GIVEN TASK.
Transcribe everything in the data word for word. Pictures are left out.

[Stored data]
+---+

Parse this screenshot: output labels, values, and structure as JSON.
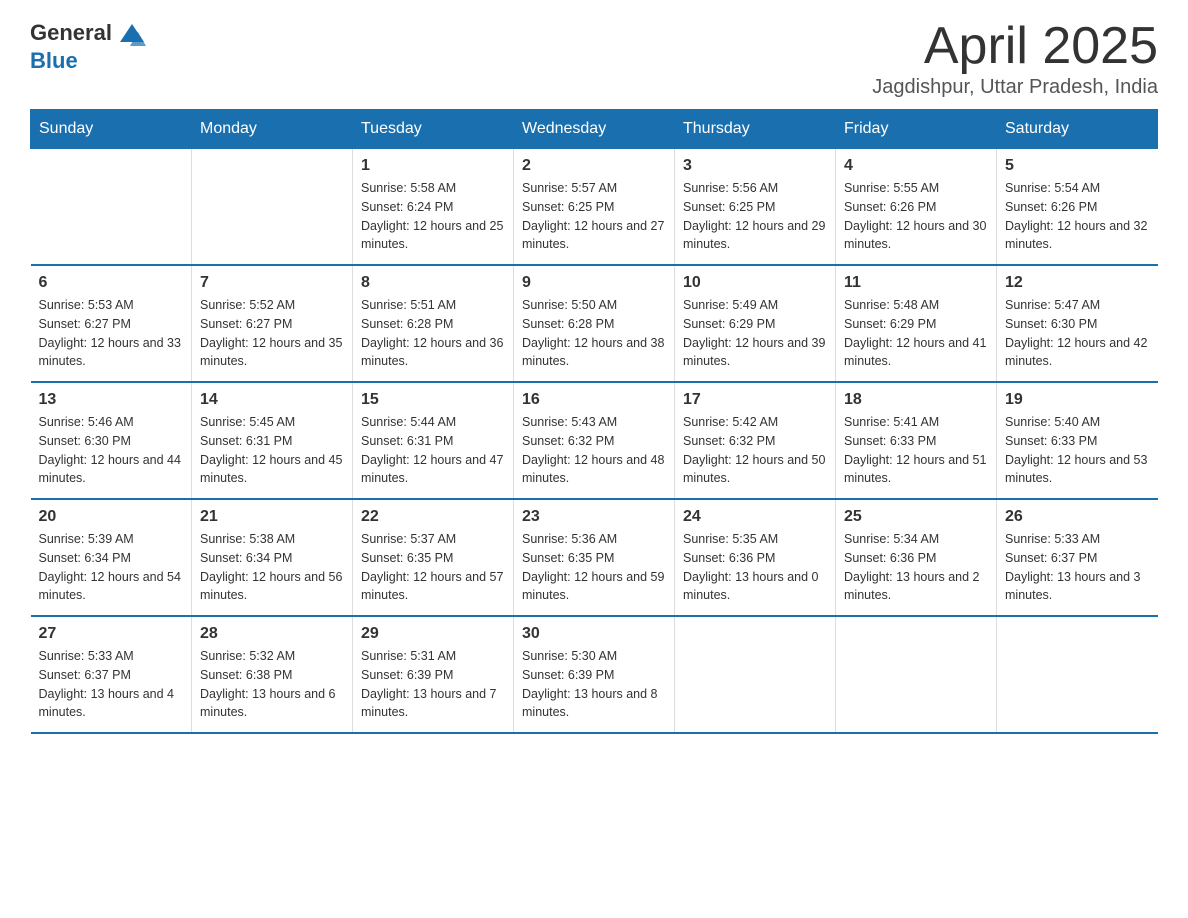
{
  "logo": {
    "text_general": "General",
    "text_blue": "Blue"
  },
  "header": {
    "month_year": "April 2025",
    "location": "Jagdishpur, Uttar Pradesh, India"
  },
  "days_of_week": [
    "Sunday",
    "Monday",
    "Tuesday",
    "Wednesday",
    "Thursday",
    "Friday",
    "Saturday"
  ],
  "weeks": [
    [
      {
        "day": "",
        "info": ""
      },
      {
        "day": "",
        "info": ""
      },
      {
        "day": "1",
        "info": "Sunrise: 5:58 AM\nSunset: 6:24 PM\nDaylight: 12 hours and 25 minutes."
      },
      {
        "day": "2",
        "info": "Sunrise: 5:57 AM\nSunset: 6:25 PM\nDaylight: 12 hours and 27 minutes."
      },
      {
        "day": "3",
        "info": "Sunrise: 5:56 AM\nSunset: 6:25 PM\nDaylight: 12 hours and 29 minutes."
      },
      {
        "day": "4",
        "info": "Sunrise: 5:55 AM\nSunset: 6:26 PM\nDaylight: 12 hours and 30 minutes."
      },
      {
        "day": "5",
        "info": "Sunrise: 5:54 AM\nSunset: 6:26 PM\nDaylight: 12 hours and 32 minutes."
      }
    ],
    [
      {
        "day": "6",
        "info": "Sunrise: 5:53 AM\nSunset: 6:27 PM\nDaylight: 12 hours and 33 minutes."
      },
      {
        "day": "7",
        "info": "Sunrise: 5:52 AM\nSunset: 6:27 PM\nDaylight: 12 hours and 35 minutes."
      },
      {
        "day": "8",
        "info": "Sunrise: 5:51 AM\nSunset: 6:28 PM\nDaylight: 12 hours and 36 minutes."
      },
      {
        "day": "9",
        "info": "Sunrise: 5:50 AM\nSunset: 6:28 PM\nDaylight: 12 hours and 38 minutes."
      },
      {
        "day": "10",
        "info": "Sunrise: 5:49 AM\nSunset: 6:29 PM\nDaylight: 12 hours and 39 minutes."
      },
      {
        "day": "11",
        "info": "Sunrise: 5:48 AM\nSunset: 6:29 PM\nDaylight: 12 hours and 41 minutes."
      },
      {
        "day": "12",
        "info": "Sunrise: 5:47 AM\nSunset: 6:30 PM\nDaylight: 12 hours and 42 minutes."
      }
    ],
    [
      {
        "day": "13",
        "info": "Sunrise: 5:46 AM\nSunset: 6:30 PM\nDaylight: 12 hours and 44 minutes."
      },
      {
        "day": "14",
        "info": "Sunrise: 5:45 AM\nSunset: 6:31 PM\nDaylight: 12 hours and 45 minutes."
      },
      {
        "day": "15",
        "info": "Sunrise: 5:44 AM\nSunset: 6:31 PM\nDaylight: 12 hours and 47 minutes."
      },
      {
        "day": "16",
        "info": "Sunrise: 5:43 AM\nSunset: 6:32 PM\nDaylight: 12 hours and 48 minutes."
      },
      {
        "day": "17",
        "info": "Sunrise: 5:42 AM\nSunset: 6:32 PM\nDaylight: 12 hours and 50 minutes."
      },
      {
        "day": "18",
        "info": "Sunrise: 5:41 AM\nSunset: 6:33 PM\nDaylight: 12 hours and 51 minutes."
      },
      {
        "day": "19",
        "info": "Sunrise: 5:40 AM\nSunset: 6:33 PM\nDaylight: 12 hours and 53 minutes."
      }
    ],
    [
      {
        "day": "20",
        "info": "Sunrise: 5:39 AM\nSunset: 6:34 PM\nDaylight: 12 hours and 54 minutes."
      },
      {
        "day": "21",
        "info": "Sunrise: 5:38 AM\nSunset: 6:34 PM\nDaylight: 12 hours and 56 minutes."
      },
      {
        "day": "22",
        "info": "Sunrise: 5:37 AM\nSunset: 6:35 PM\nDaylight: 12 hours and 57 minutes."
      },
      {
        "day": "23",
        "info": "Sunrise: 5:36 AM\nSunset: 6:35 PM\nDaylight: 12 hours and 59 minutes."
      },
      {
        "day": "24",
        "info": "Sunrise: 5:35 AM\nSunset: 6:36 PM\nDaylight: 13 hours and 0 minutes."
      },
      {
        "day": "25",
        "info": "Sunrise: 5:34 AM\nSunset: 6:36 PM\nDaylight: 13 hours and 2 minutes."
      },
      {
        "day": "26",
        "info": "Sunrise: 5:33 AM\nSunset: 6:37 PM\nDaylight: 13 hours and 3 minutes."
      }
    ],
    [
      {
        "day": "27",
        "info": "Sunrise: 5:33 AM\nSunset: 6:37 PM\nDaylight: 13 hours and 4 minutes."
      },
      {
        "day": "28",
        "info": "Sunrise: 5:32 AM\nSunset: 6:38 PM\nDaylight: 13 hours and 6 minutes."
      },
      {
        "day": "29",
        "info": "Sunrise: 5:31 AM\nSunset: 6:39 PM\nDaylight: 13 hours and 7 minutes."
      },
      {
        "day": "30",
        "info": "Sunrise: 5:30 AM\nSunset: 6:39 PM\nDaylight: 13 hours and 8 minutes."
      },
      {
        "day": "",
        "info": ""
      },
      {
        "day": "",
        "info": ""
      },
      {
        "day": "",
        "info": ""
      }
    ]
  ]
}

+---+

RESULT FOR THIS EXERCISE.
Parse this screenshot: output labels, values, and structure as JSON.
{
  "logo": {
    "text_general": "General",
    "text_blue": "Blue"
  },
  "header": {
    "month_year": "April 2025",
    "location": "Jagdishpur, Uttar Pradesh, India"
  },
  "days_of_week": [
    "Sunday",
    "Monday",
    "Tuesday",
    "Wednesday",
    "Thursday",
    "Friday",
    "Saturday"
  ],
  "weeks": [
    [
      {
        "day": "",
        "info": ""
      },
      {
        "day": "",
        "info": ""
      },
      {
        "day": "1",
        "info": "Sunrise: 5:58 AM\nSunset: 6:24 PM\nDaylight: 12 hours and 25 minutes."
      },
      {
        "day": "2",
        "info": "Sunrise: 5:57 AM\nSunset: 6:25 PM\nDaylight: 12 hours and 27 minutes."
      },
      {
        "day": "3",
        "info": "Sunrise: 5:56 AM\nSunset: 6:25 PM\nDaylight: 12 hours and 29 minutes."
      },
      {
        "day": "4",
        "info": "Sunrise: 5:55 AM\nSunset: 6:26 PM\nDaylight: 12 hours and 30 minutes."
      },
      {
        "day": "5",
        "info": "Sunrise: 5:54 AM\nSunset: 6:26 PM\nDaylight: 12 hours and 32 minutes."
      }
    ],
    [
      {
        "day": "6",
        "info": "Sunrise: 5:53 AM\nSunset: 6:27 PM\nDaylight: 12 hours and 33 minutes."
      },
      {
        "day": "7",
        "info": "Sunrise: 5:52 AM\nSunset: 6:27 PM\nDaylight: 12 hours and 35 minutes."
      },
      {
        "day": "8",
        "info": "Sunrise: 5:51 AM\nSunset: 6:28 PM\nDaylight: 12 hours and 36 minutes."
      },
      {
        "day": "9",
        "info": "Sunrise: 5:50 AM\nSunset: 6:28 PM\nDaylight: 12 hours and 38 minutes."
      },
      {
        "day": "10",
        "info": "Sunrise: 5:49 AM\nSunset: 6:29 PM\nDaylight: 12 hours and 39 minutes."
      },
      {
        "day": "11",
        "info": "Sunrise: 5:48 AM\nSunset: 6:29 PM\nDaylight: 12 hours and 41 minutes."
      },
      {
        "day": "12",
        "info": "Sunrise: 5:47 AM\nSunset: 6:30 PM\nDaylight: 12 hours and 42 minutes."
      }
    ],
    [
      {
        "day": "13",
        "info": "Sunrise: 5:46 AM\nSunset: 6:30 PM\nDaylight: 12 hours and 44 minutes."
      },
      {
        "day": "14",
        "info": "Sunrise: 5:45 AM\nSunset: 6:31 PM\nDaylight: 12 hours and 45 minutes."
      },
      {
        "day": "15",
        "info": "Sunrise: 5:44 AM\nSunset: 6:31 PM\nDaylight: 12 hours and 47 minutes."
      },
      {
        "day": "16",
        "info": "Sunrise: 5:43 AM\nSunset: 6:32 PM\nDaylight: 12 hours and 48 minutes."
      },
      {
        "day": "17",
        "info": "Sunrise: 5:42 AM\nSunset: 6:32 PM\nDaylight: 12 hours and 50 minutes."
      },
      {
        "day": "18",
        "info": "Sunrise: 5:41 AM\nSunset: 6:33 PM\nDaylight: 12 hours and 51 minutes."
      },
      {
        "day": "19",
        "info": "Sunrise: 5:40 AM\nSunset: 6:33 PM\nDaylight: 12 hours and 53 minutes."
      }
    ],
    [
      {
        "day": "20",
        "info": "Sunrise: 5:39 AM\nSunset: 6:34 PM\nDaylight: 12 hours and 54 minutes."
      },
      {
        "day": "21",
        "info": "Sunrise: 5:38 AM\nSunset: 6:34 PM\nDaylight: 12 hours and 56 minutes."
      },
      {
        "day": "22",
        "info": "Sunrise: 5:37 AM\nSunset: 6:35 PM\nDaylight: 12 hours and 57 minutes."
      },
      {
        "day": "23",
        "info": "Sunrise: 5:36 AM\nSunset: 6:35 PM\nDaylight: 12 hours and 59 minutes."
      },
      {
        "day": "24",
        "info": "Sunrise: 5:35 AM\nSunset: 6:36 PM\nDaylight: 13 hours and 0 minutes."
      },
      {
        "day": "25",
        "info": "Sunrise: 5:34 AM\nSunset: 6:36 PM\nDaylight: 13 hours and 2 minutes."
      },
      {
        "day": "26",
        "info": "Sunrise: 5:33 AM\nSunset: 6:37 PM\nDaylight: 13 hours and 3 minutes."
      }
    ],
    [
      {
        "day": "27",
        "info": "Sunrise: 5:33 AM\nSunset: 6:37 PM\nDaylight: 13 hours and 4 minutes."
      },
      {
        "day": "28",
        "info": "Sunrise: 5:32 AM\nSunset: 6:38 PM\nDaylight: 13 hours and 6 minutes."
      },
      {
        "day": "29",
        "info": "Sunrise: 5:31 AM\nSunset: 6:39 PM\nDaylight: 13 hours and 7 minutes."
      },
      {
        "day": "30",
        "info": "Sunrise: 5:30 AM\nSunset: 6:39 PM\nDaylight: 13 hours and 8 minutes."
      },
      {
        "day": "",
        "info": ""
      },
      {
        "day": "",
        "info": ""
      },
      {
        "day": "",
        "info": ""
      }
    ]
  ]
}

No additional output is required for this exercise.